» Work required: Find the word "Virtual" in the records below. List each line containing it.

Start of The data

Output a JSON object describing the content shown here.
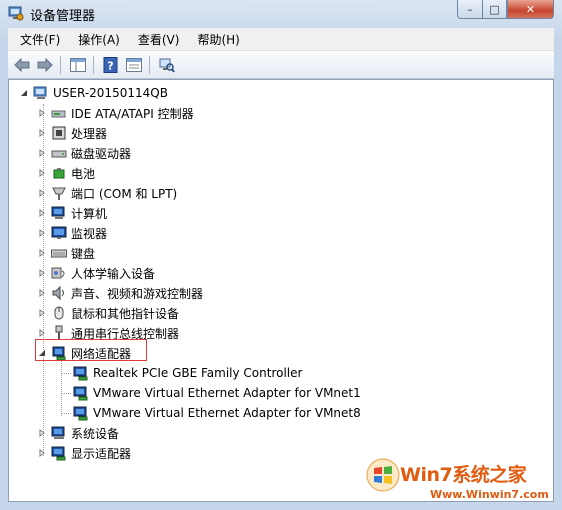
{
  "window": {
    "title": "设备管理器"
  },
  "controls": {
    "minimize": "–",
    "maximize": "□",
    "close": "✕"
  },
  "menu": [
    "文件(F)",
    "操作(A)",
    "查看(V)",
    "帮助(H)"
  ],
  "tree": {
    "root": "USER-20150114QB",
    "items": [
      "IDE ATA/ATAPI 控制器",
      "处理器",
      "磁盘驱动器",
      "电池",
      "端口 (COM 和 LPT)",
      "计算机",
      "监视器",
      "键盘",
      "人体学输入设备",
      "声音、视频和游戏控制器",
      "鼠标和其他指针设备",
      "通用串行总线控制器",
      "网络适配器",
      "系统设备",
      "显示适配器"
    ],
    "network_children": [
      "Realtek PCIe GBE Family Controller",
      "VMware Virtual Ethernet Adapter for VMnet1",
      "VMware Virtual Ethernet Adapter for VMnet8"
    ]
  },
  "watermark": {
    "title": "Win7系统之家",
    "url": "Www.Winwin7.com"
  },
  "colors": {
    "highlight_border": "#e03b3b",
    "watermark": "#e05c10"
  }
}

End of The data

» Problem solution:
      "VMware Virtual Ethernet Adapter for VMnet1",
      "VMware Virtual Ethernet Adapter for VMnet8"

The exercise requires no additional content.